Task objective:
Report only the number of lines that hold the word "denne".
---
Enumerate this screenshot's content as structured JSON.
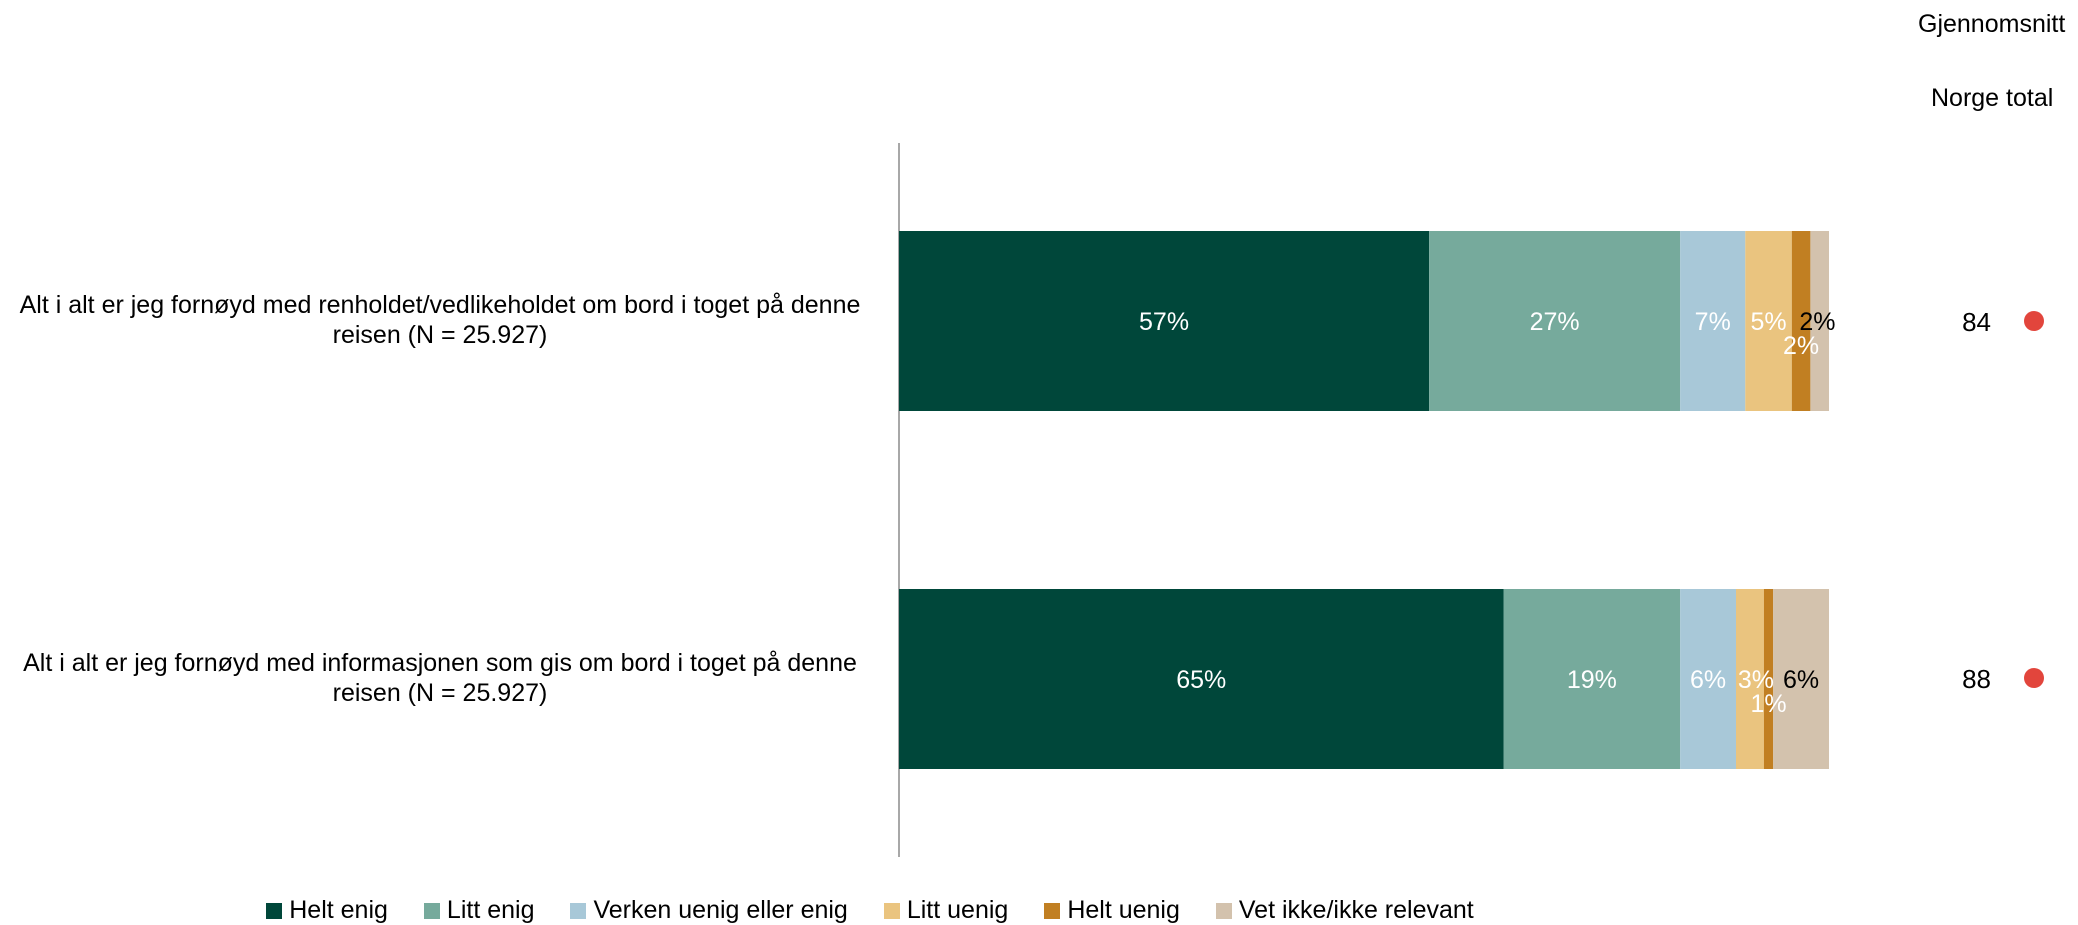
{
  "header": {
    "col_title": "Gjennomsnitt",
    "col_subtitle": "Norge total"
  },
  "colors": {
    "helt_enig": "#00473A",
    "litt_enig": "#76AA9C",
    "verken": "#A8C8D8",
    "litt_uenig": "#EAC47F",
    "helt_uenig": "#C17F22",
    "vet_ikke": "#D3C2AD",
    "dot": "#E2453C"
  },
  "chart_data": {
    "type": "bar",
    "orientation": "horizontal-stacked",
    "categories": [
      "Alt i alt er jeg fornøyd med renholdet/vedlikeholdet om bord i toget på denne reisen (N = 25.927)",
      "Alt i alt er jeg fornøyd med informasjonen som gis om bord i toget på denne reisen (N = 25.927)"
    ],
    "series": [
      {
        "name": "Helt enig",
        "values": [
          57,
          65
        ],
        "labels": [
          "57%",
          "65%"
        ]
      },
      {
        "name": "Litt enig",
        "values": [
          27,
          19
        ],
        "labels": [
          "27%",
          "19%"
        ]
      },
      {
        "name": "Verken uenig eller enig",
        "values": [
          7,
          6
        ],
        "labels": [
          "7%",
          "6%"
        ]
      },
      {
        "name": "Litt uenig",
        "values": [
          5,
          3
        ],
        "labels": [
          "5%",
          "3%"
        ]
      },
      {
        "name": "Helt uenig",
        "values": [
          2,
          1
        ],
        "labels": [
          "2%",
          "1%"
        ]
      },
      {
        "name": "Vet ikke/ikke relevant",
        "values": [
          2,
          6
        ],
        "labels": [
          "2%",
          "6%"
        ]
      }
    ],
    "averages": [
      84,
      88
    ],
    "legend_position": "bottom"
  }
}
---
Expected output:
2